What is required: Each line below is to be written out in full, exactly as shown.

### Records for the task ###

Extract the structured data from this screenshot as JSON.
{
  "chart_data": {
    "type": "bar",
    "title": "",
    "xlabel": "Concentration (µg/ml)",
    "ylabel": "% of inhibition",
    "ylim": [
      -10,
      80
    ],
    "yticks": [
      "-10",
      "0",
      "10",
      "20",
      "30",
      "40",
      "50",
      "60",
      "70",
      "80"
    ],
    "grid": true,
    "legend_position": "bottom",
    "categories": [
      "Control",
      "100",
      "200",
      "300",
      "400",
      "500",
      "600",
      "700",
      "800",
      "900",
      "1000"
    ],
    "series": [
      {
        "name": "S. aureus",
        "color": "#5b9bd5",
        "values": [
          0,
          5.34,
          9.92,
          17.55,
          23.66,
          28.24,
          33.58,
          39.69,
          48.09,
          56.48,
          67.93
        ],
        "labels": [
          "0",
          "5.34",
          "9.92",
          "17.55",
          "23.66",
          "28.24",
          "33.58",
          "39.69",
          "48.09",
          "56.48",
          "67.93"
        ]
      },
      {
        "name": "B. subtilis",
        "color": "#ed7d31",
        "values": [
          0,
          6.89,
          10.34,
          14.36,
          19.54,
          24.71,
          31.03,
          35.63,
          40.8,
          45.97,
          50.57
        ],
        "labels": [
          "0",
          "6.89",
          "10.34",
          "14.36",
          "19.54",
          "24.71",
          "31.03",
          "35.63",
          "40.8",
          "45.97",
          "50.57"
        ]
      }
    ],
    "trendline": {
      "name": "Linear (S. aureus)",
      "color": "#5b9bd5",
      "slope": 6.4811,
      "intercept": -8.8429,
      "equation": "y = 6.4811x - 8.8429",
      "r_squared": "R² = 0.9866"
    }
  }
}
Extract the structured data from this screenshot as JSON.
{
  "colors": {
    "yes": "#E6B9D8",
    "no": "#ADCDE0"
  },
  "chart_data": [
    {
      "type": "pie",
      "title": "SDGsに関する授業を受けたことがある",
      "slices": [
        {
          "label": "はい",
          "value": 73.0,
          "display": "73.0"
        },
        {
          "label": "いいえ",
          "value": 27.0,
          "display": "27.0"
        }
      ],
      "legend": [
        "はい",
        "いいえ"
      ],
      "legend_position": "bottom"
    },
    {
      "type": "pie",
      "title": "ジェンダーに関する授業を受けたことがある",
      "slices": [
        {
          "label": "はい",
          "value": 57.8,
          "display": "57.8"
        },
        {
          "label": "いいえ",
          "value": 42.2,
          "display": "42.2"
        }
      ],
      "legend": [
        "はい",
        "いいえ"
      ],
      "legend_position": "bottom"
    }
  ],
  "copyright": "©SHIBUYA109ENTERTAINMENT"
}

###

Answer for the task:
Extract the structured data from this screenshot as JSON.
{
  "chart_data": {
    "type": "bar",
    "title": "",
    "xlabel": "Concentration (µg/ml)",
    "ylabel": "% of inhibition",
    "ylim": [
      -10,
      80
    ],
    "yticks": [
      "-10",
      "0",
      "10",
      "20",
      "30",
      "40",
      "50",
      "60",
      "70",
      "80"
    ],
    "grid": true,
    "legend_position": "bottom",
    "categories": [
      "Control",
      "100",
      "200",
      "300",
      "400",
      "500",
      "600",
      "700",
      "800",
      "900",
      "1000"
    ],
    "series": [
      {
        "name": "S. aureus",
        "color": "#5b9bd5",
        "values": [
          0,
          5.34,
          9.92,
          17.55,
          23.66,
          28.24,
          33.58,
          39.69,
          48.09,
          56.48,
          67.93
        ],
        "labels": [
          "0",
          "5.34",
          "9.92",
          "17.55",
          "23.66",
          "28.24",
          "33.58",
          "39.69",
          "48.09",
          "56.48",
          "67.93"
        ]
      },
      {
        "name": "B. subtilis",
        "color": "#ed7d31",
        "values": [
          0,
          6.89,
          10.34,
          14.36,
          19.54,
          24.71,
          31.03,
          35.63,
          40.8,
          45.97,
          50.57
        ],
        "labels": [
          "0",
          "6.89",
          "10.34",
          "14.36",
          "19.54",
          "24.71",
          "31.03",
          "35.63",
          "40.8",
          "45.97",
          "50.57"
        ]
      }
    ],
    "trendline": {
      "name": "Linear (S. aureus)",
      "color": "#5b9bd5",
      "slope": 6.4811,
      "intercept": -8.8429,
      "equation": "y = 6.4811x - 8.8429",
      "r_squared": "R² = 0.9866"
    }
  }
}
Extract the structured data from this screenshot as JSON.
{
  "colors": {
    "yes": "#E6B9D8",
    "no": "#ADCDE0"
  },
  "chart_data": [
    {
      "type": "pie",
      "title": "SDGsに関する授業を受けたことがある",
      "slices": [
        {
          "label": "はい",
          "value": 73.0,
          "display": "73.0"
        },
        {
          "label": "いいえ",
          "value": 27.0,
          "display": "27.0"
        }
      ],
      "legend": [
        "はい",
        "いいえ"
      ],
      "legend_position": "bottom"
    },
    {
      "type": "pie",
      "title": "ジェンダーに関する授業を受けたことがある",
      "slices": [
        {
          "label": "はい",
          "value": 57.8,
          "display": "57.8"
        },
        {
          "label": "いいえ",
          "value": 42.2,
          "display": "42.2"
        }
      ],
      "legend": [
        "はい",
        "いいえ"
      ],
      "legend_position": "bottom"
    }
  ],
  "copyright": "©SHIBUYA109ENTERTAINMENT"
}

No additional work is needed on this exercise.